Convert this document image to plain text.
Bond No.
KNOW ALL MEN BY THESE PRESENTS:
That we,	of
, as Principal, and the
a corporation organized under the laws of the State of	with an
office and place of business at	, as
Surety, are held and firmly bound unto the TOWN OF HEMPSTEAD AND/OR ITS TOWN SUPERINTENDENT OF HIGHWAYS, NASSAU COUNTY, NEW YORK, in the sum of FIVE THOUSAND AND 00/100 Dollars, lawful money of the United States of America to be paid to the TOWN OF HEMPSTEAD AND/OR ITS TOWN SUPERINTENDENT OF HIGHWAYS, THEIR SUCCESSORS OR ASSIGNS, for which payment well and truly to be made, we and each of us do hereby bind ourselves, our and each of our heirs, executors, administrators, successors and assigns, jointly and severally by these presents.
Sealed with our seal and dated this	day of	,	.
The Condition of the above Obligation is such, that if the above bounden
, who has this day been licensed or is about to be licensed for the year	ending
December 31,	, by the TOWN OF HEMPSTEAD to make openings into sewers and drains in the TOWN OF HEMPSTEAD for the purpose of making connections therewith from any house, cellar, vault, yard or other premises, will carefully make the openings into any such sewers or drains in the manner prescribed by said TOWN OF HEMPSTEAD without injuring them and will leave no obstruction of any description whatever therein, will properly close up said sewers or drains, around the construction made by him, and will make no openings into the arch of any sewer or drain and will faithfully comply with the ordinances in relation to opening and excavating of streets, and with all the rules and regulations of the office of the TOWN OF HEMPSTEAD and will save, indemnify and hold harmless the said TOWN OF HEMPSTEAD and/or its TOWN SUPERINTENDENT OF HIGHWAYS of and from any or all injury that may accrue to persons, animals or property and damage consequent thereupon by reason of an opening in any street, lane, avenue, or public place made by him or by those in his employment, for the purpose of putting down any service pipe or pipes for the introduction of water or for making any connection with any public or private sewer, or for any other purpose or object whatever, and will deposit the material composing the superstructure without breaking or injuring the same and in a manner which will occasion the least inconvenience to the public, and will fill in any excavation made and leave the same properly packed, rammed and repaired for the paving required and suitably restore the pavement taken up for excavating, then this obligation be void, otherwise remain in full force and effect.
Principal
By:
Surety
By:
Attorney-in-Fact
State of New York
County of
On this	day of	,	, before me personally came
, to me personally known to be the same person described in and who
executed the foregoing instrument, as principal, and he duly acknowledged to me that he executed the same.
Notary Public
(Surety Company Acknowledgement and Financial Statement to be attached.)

+ + + +

### Task brief
Your task is to retype all the records above with nothing left out.

### Task response
Convert this document image to plain text.
Bond No.
KNOW ALL MEN BY THESE PRESENTS:
That we,	of
, as Principal, and the
a corporation organized under the laws of the State of	with an
office and place of business at	, as
Surety, are held and firmly bound unto the TOWN OF HEMPSTEAD AND/OR ITS TOWN SUPERINTENDENT OF HIGHWAYS, NASSAU COUNTY, NEW YORK, in the sum of FIVE THOUSAND AND 00/100 Dollars, lawful money of the United States of America to be paid to the TOWN OF HEMPSTEAD AND/OR ITS TOWN SUPERINTENDENT OF HIGHWAYS, THEIR SUCCESSORS OR ASSIGNS, for which payment well and truly to be made, we and each of us do hereby bind ourselves, our and each of our heirs, executors, administrators, successors and assigns, jointly and severally by these presents.
Sealed with our seal and dated this	day of	,	.
The Condition of the above Obligation is such, that if the above bounden
, who has this day been licensed or is about to be licensed for the year	ending
December 31,	, by the TOWN OF HEMPSTEAD to make openings into sewers and drains in the TOWN OF HEMPSTEAD for the purpose of making connections therewith from any house, cellar, vault, yard or other premises, will carefully make the openings into any such sewers or drains in the manner prescribed by said TOWN OF HEMPSTEAD without injuring them and will leave no obstruction of any description whatever therein, will properly close up said sewers or drains, around the construction made by him, and will make no openings into the arch of any sewer or drain and will faithfully comply with the ordinances in relation to opening and excavating of streets, and with all the rules and regulations of the office of the TOWN OF HEMPSTEAD and will save, indemnify and hold harmless the said TOWN OF HEMPSTEAD and/or its TOWN SUPERINTENDENT OF HIGHWAYS of and from any or all injury that may accrue to persons, animals or property and damage consequent thereupon by reason of an opening in any street, lane, avenue, or public place made by him or by those in his employment, for the purpose of putting down any service pipe or pipes for the introduction of water or for making any connection with any public or private sewer, or for any other purpose or object whatever, and will deposit the material composing the superstructure without breaking or injuring the same and in a manner which will occasion the least inconvenience to the public, and will fill in any excavation made and leave the same properly packed, rammed and repaired for the paving required and suitably restore the pavement taken up for excavating, then this obligation be void, otherwise remain in full force and effect.
Principal
By:
Surety
By:
Attorney-in-Fact
State of New York
County of
On this	day of	,	, before me personally came
, to me personally known to be the same person described in and who
executed the foregoing instrument, as principal, and he duly acknowledged to me that he executed the same.
Notary Public
(Surety Company Acknowledgement and Financial Statement to be attached.)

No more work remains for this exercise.